- Provided entries:

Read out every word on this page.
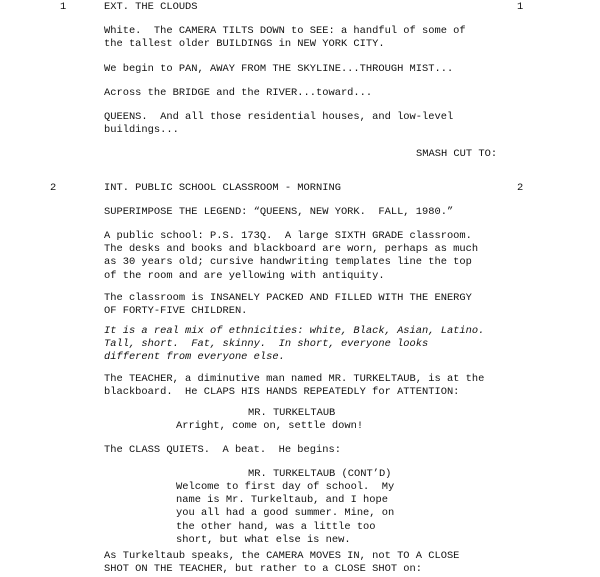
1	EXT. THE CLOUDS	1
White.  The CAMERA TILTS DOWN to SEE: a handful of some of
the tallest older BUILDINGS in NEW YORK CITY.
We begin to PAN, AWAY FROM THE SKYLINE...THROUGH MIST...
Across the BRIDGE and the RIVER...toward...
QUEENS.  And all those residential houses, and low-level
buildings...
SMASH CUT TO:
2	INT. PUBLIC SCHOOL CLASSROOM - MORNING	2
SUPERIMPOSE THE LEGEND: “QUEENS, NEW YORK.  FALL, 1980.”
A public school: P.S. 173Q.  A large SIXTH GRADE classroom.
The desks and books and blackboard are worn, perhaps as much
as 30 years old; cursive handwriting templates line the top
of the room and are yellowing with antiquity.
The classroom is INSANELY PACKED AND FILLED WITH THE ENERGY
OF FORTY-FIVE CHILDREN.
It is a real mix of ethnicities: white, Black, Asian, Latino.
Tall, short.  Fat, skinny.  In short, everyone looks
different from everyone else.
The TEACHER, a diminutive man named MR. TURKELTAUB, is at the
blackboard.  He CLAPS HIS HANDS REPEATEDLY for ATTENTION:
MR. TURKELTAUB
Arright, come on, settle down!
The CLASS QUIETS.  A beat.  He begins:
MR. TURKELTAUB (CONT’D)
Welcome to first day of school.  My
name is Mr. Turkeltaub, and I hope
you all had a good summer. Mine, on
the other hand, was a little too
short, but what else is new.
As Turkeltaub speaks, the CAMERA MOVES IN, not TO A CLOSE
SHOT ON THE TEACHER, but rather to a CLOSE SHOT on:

...

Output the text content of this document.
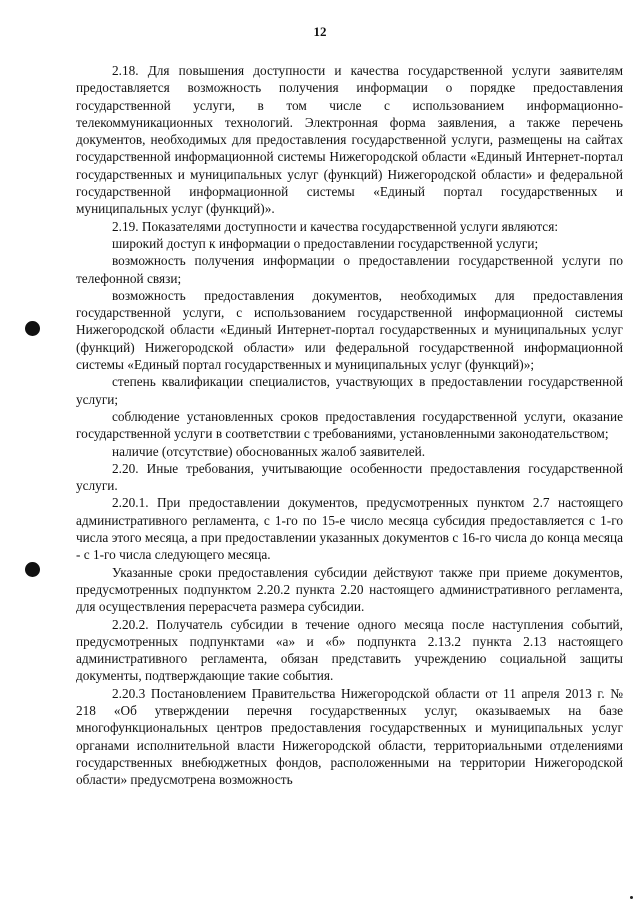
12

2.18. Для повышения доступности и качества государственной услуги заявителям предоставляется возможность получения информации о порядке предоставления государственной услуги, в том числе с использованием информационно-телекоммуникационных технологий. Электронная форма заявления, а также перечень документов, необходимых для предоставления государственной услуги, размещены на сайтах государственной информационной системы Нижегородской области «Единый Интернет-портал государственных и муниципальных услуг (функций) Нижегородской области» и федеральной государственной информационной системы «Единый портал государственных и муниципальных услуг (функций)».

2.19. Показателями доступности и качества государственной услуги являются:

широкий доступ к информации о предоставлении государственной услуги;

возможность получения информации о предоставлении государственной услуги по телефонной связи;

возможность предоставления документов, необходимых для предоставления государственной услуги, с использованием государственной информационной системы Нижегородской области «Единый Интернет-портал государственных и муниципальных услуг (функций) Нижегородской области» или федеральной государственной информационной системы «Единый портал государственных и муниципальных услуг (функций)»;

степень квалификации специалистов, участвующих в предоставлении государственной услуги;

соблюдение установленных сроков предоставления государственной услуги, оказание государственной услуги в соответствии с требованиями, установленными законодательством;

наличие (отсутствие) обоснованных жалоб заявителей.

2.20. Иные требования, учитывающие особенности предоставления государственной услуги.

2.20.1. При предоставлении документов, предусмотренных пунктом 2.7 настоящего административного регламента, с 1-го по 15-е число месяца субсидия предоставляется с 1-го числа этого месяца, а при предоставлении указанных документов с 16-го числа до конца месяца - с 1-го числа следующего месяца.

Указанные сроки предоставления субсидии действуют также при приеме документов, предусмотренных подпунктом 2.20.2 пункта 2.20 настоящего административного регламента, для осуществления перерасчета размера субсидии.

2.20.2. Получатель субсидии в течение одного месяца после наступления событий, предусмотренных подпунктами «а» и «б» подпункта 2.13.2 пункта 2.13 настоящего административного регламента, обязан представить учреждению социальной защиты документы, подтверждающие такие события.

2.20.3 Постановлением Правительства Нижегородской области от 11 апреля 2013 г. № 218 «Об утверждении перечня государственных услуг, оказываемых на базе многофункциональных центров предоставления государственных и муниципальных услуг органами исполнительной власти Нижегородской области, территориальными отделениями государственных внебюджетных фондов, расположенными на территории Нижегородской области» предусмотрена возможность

- Written problem: Report back each line of the entries that holds the string "everyone".

- Correct result:
Tall, short.  Fat, skinny.  In short, everyone looks
different from everyone else.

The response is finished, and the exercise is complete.